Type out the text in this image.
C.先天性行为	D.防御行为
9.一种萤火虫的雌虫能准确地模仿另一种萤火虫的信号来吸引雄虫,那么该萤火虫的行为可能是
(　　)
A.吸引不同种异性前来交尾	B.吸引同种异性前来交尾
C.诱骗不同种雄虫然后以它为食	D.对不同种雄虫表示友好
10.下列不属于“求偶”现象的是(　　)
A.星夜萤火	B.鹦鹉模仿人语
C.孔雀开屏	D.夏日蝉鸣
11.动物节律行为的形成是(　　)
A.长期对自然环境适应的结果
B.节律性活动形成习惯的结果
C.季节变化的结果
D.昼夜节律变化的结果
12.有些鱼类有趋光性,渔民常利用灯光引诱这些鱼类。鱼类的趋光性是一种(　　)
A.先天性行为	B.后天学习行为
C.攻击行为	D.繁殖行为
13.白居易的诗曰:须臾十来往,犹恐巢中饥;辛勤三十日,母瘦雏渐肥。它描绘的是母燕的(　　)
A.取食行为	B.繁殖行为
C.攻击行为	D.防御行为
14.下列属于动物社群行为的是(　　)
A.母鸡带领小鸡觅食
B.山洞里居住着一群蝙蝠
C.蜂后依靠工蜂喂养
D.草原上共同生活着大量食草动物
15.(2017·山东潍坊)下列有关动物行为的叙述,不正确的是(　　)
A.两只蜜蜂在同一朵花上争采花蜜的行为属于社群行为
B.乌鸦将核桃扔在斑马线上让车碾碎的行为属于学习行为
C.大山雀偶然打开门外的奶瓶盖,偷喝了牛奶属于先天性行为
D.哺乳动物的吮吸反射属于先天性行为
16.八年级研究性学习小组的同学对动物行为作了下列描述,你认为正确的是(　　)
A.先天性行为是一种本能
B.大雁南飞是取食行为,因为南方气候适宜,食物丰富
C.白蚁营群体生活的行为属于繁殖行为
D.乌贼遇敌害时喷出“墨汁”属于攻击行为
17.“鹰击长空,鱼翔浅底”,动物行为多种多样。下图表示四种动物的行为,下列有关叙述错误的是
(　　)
--
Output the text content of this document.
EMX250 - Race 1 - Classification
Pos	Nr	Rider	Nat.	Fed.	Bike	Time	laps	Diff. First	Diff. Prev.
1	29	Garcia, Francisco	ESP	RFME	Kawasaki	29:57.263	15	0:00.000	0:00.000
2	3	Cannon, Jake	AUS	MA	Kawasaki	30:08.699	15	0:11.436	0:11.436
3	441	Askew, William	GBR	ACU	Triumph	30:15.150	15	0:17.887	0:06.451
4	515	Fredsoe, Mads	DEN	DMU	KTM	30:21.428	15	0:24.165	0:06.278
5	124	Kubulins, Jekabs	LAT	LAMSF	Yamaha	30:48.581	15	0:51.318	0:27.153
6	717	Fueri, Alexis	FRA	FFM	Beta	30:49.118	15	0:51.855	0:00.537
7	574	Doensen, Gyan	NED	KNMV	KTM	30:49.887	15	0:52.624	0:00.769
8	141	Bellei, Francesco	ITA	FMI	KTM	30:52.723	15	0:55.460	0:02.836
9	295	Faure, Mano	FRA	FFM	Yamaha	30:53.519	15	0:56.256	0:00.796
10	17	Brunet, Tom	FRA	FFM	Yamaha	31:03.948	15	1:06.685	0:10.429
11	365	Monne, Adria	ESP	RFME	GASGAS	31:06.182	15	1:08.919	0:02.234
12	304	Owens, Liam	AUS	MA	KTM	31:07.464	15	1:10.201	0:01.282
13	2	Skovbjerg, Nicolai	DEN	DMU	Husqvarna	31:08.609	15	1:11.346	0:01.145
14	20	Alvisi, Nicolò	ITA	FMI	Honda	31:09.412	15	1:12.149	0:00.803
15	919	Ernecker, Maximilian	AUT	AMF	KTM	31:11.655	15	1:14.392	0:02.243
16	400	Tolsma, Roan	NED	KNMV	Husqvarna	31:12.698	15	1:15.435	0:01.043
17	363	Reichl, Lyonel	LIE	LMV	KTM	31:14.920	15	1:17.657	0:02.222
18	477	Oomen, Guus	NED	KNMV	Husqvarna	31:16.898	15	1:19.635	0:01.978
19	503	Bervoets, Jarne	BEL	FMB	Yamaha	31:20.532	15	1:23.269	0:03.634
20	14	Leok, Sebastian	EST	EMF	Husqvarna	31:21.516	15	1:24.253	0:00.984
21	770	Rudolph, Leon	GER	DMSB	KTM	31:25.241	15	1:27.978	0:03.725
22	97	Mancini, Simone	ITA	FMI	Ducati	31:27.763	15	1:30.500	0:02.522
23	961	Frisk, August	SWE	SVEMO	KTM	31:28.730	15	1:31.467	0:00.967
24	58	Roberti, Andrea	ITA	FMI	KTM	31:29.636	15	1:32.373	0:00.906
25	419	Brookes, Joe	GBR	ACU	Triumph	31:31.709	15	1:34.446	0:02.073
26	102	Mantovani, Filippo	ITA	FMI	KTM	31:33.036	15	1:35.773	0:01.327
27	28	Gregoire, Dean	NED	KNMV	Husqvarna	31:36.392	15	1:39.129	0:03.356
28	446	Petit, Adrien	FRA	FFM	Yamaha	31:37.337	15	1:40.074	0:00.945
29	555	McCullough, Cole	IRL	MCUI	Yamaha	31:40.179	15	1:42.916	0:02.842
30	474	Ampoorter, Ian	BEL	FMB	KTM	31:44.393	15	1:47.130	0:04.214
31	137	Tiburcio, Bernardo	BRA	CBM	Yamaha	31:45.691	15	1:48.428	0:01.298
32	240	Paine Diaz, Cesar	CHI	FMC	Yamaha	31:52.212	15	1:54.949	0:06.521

**What needs to be done**
What is the number of lines in this listing that contain the word "Triumph"? Answer with that number and nothing else.

**Output for this task**
2